#### [Extracted information]
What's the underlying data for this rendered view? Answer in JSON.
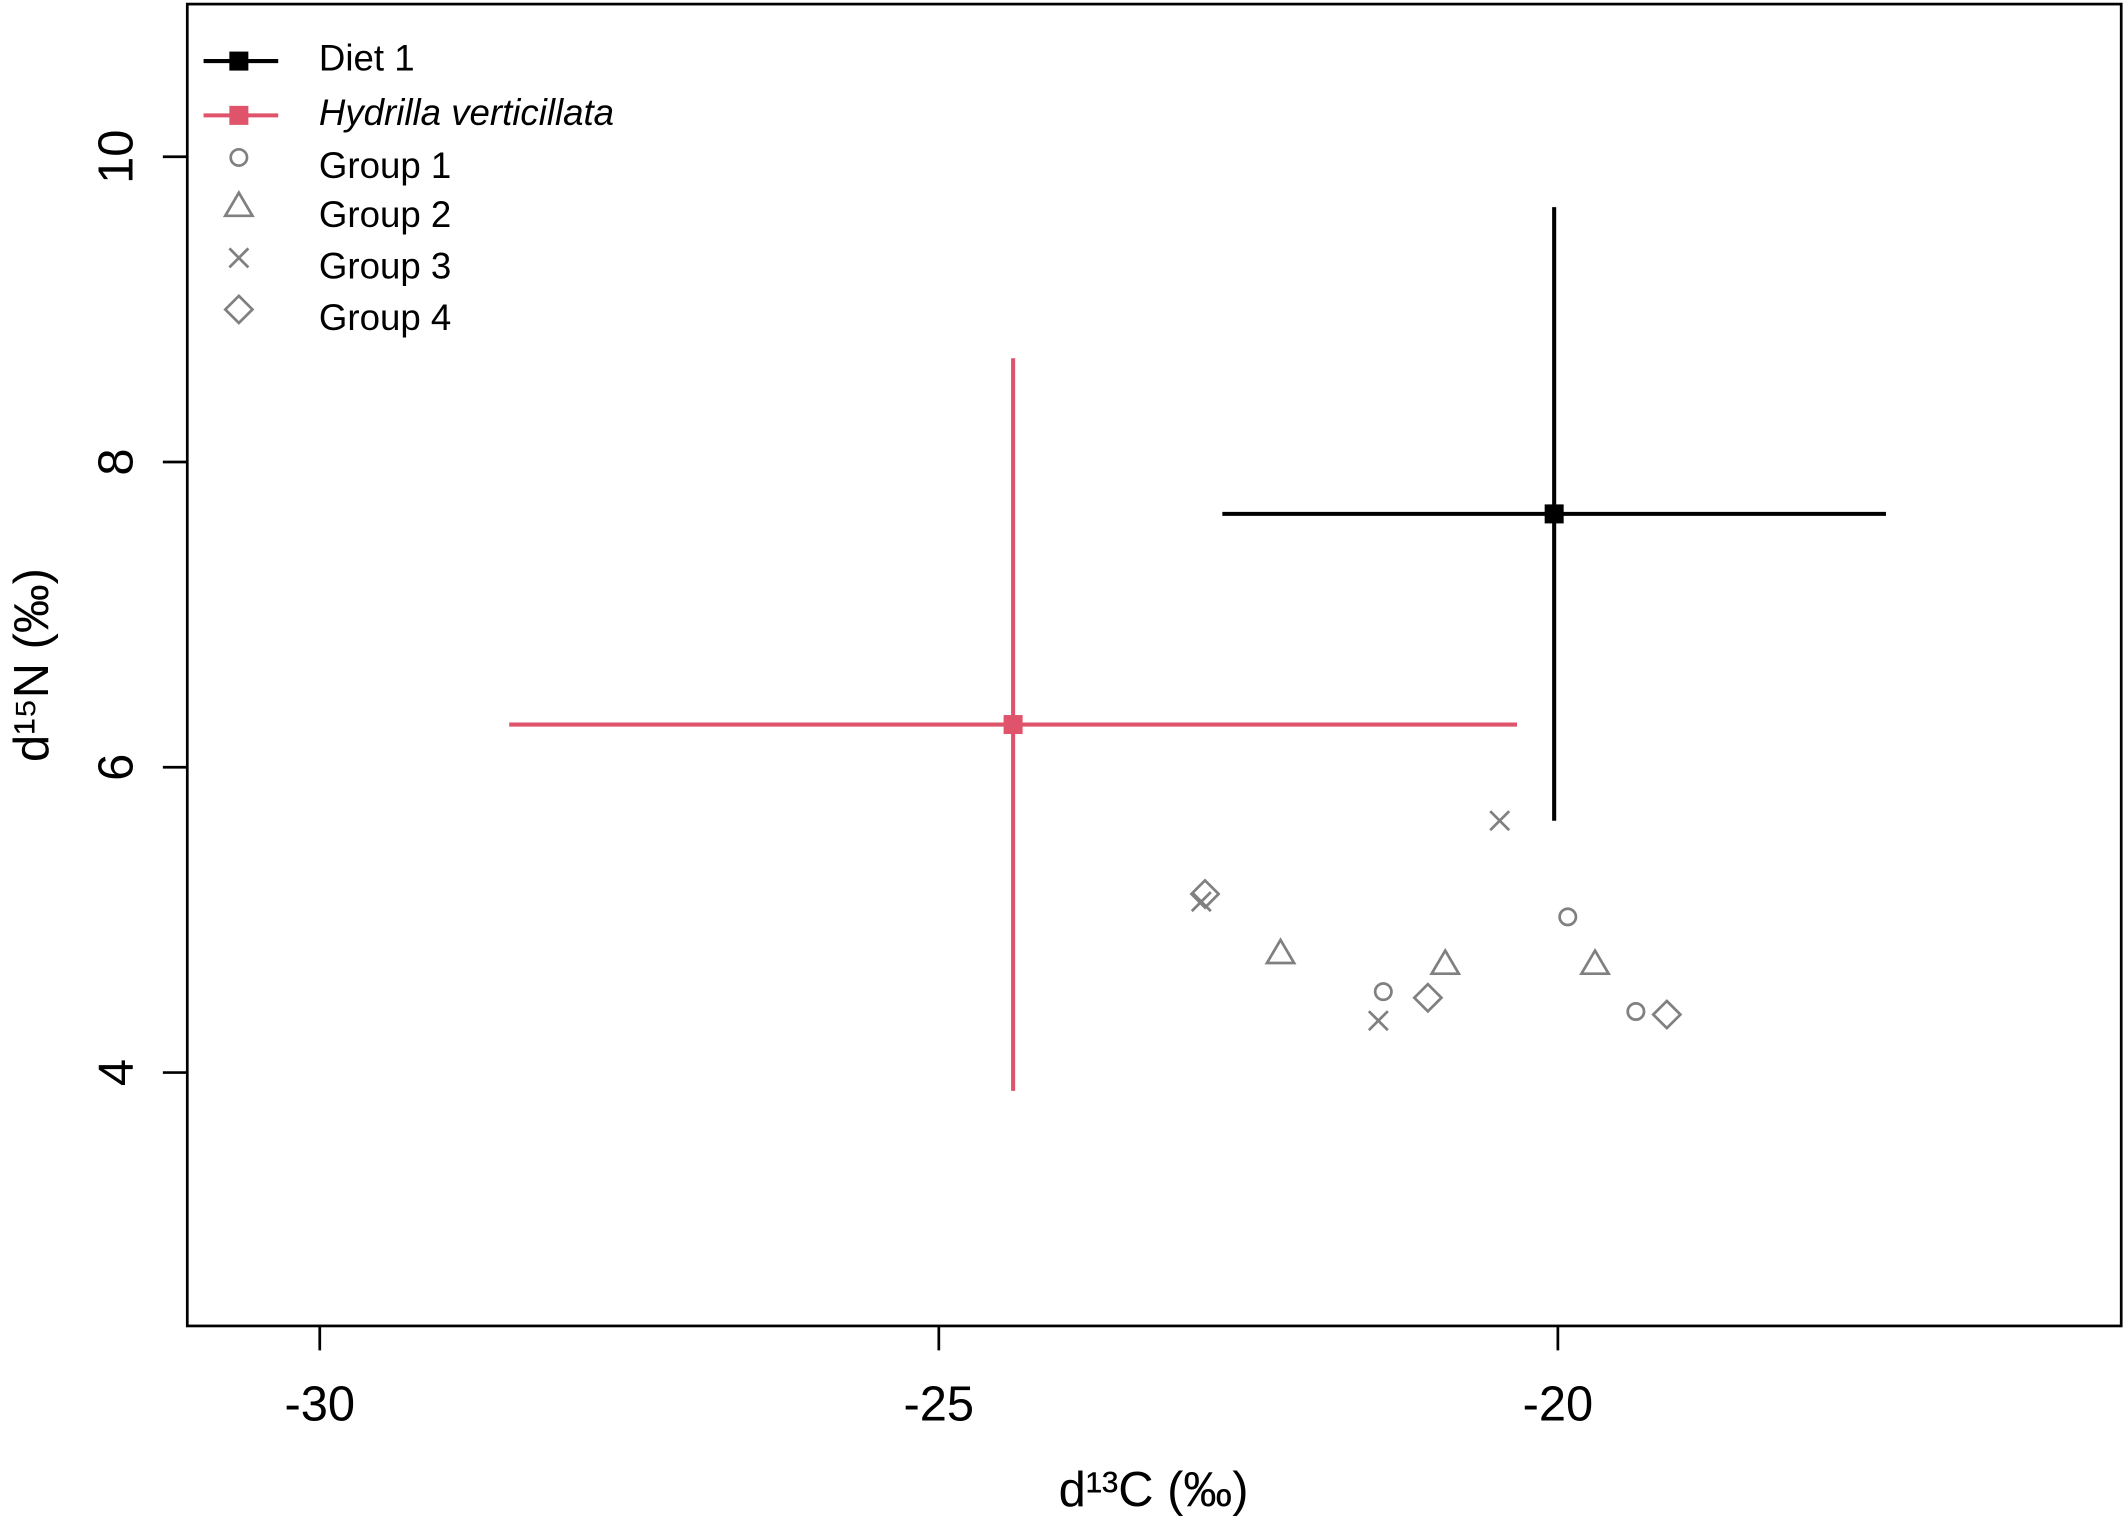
{
  "chart_data": {
    "type": "scatter",
    "xlabel": "d¹³C (‰)",
    "ylabel": "d¹⁵N (‰)",
    "xlim": [
      -31.07,
      -15.45
    ],
    "xticks": [
      -30,
      -25,
      -20
    ],
    "ylim": [
      2.34,
      11.0
    ],
    "yticks": [
      4,
      6,
      8,
      10
    ],
    "legend": "top-left",
    "series": [
      {
        "name": "Diet 1",
        "color": "#000000",
        "marker": "square",
        "x": [
          -20.03
        ],
        "values": [
          7.66
        ],
        "xerr": [
          2.68
        ],
        "yerr": [
          2.01
        ]
      },
      {
        "name": "Hydrilla verticillata",
        "color": "#df536b",
        "marker": "square",
        "italic": true,
        "x": [
          -24.4
        ],
        "values": [
          6.28
        ],
        "xerr": [
          4.07
        ],
        "yerr": [
          2.4
        ]
      },
      {
        "name": "Group 1",
        "color": "#808080",
        "marker": "circle",
        "x": [
          -21.41,
          -19.92,
          -19.37
        ],
        "values": [
          4.53,
          5.02,
          4.4
        ]
      },
      {
        "name": "Group 2",
        "color": "#808080",
        "marker": "triangle",
        "x": [
          -22.24,
          -20.91,
          -19.7
        ],
        "values": [
          4.78,
          4.71,
          4.71
        ]
      },
      {
        "name": "Group 3",
        "color": "#808080",
        "marker": "cross",
        "x": [
          -22.88,
          -21.45,
          -20.47
        ],
        "values": [
          5.12,
          4.34,
          5.65
        ]
      },
      {
        "name": "Group 4",
        "color": "#808080",
        "marker": "diamond",
        "x": [
          -22.85,
          -21.05,
          -19.12
        ],
        "values": [
          5.17,
          4.49,
          4.38
        ]
      }
    ]
  }
}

#### [Stated goal]
Are you able to set down all the lines above exactly, without any pictures?

#### [Output of the exercise]
What's the underlying data for this rendered view? Answer in JSON.
{
  "chart_data": {
    "type": "scatter",
    "xlabel": "d¹³C (‰)",
    "ylabel": "d¹⁵N (‰)",
    "xlim": [
      -31.07,
      -15.45
    ],
    "xticks": [
      -30,
      -25,
      -20
    ],
    "ylim": [
      2.34,
      11.0
    ],
    "yticks": [
      4,
      6,
      8,
      10
    ],
    "legend": "top-left",
    "series": [
      {
        "name": "Diet 1",
        "color": "#000000",
        "marker": "square",
        "x": [
          -20.03
        ],
        "values": [
          7.66
        ],
        "xerr": [
          2.68
        ],
        "yerr": [
          2.01
        ]
      },
      {
        "name": "Hydrilla verticillata",
        "color": "#df536b",
        "marker": "square",
        "italic": true,
        "x": [
          -24.4
        ],
        "values": [
          6.28
        ],
        "xerr": [
          4.07
        ],
        "yerr": [
          2.4
        ]
      },
      {
        "name": "Group 1",
        "color": "#808080",
        "marker": "circle",
        "x": [
          -21.41,
          -19.92,
          -19.37
        ],
        "values": [
          4.53,
          5.02,
          4.4
        ]
      },
      {
        "name": "Group 2",
        "color": "#808080",
        "marker": "triangle",
        "x": [
          -22.24,
          -20.91,
          -19.7
        ],
        "values": [
          4.78,
          4.71,
          4.71
        ]
      },
      {
        "name": "Group 3",
        "color": "#808080",
        "marker": "cross",
        "x": [
          -22.88,
          -21.45,
          -20.47
        ],
        "values": [
          5.12,
          4.34,
          5.65
        ]
      },
      {
        "name": "Group 4",
        "color": "#808080",
        "marker": "diamond",
        "x": [
          -22.85,
          -21.05,
          -19.12
        ],
        "values": [
          5.17,
          4.49,
          4.38
        ]
      }
    ]
  }
}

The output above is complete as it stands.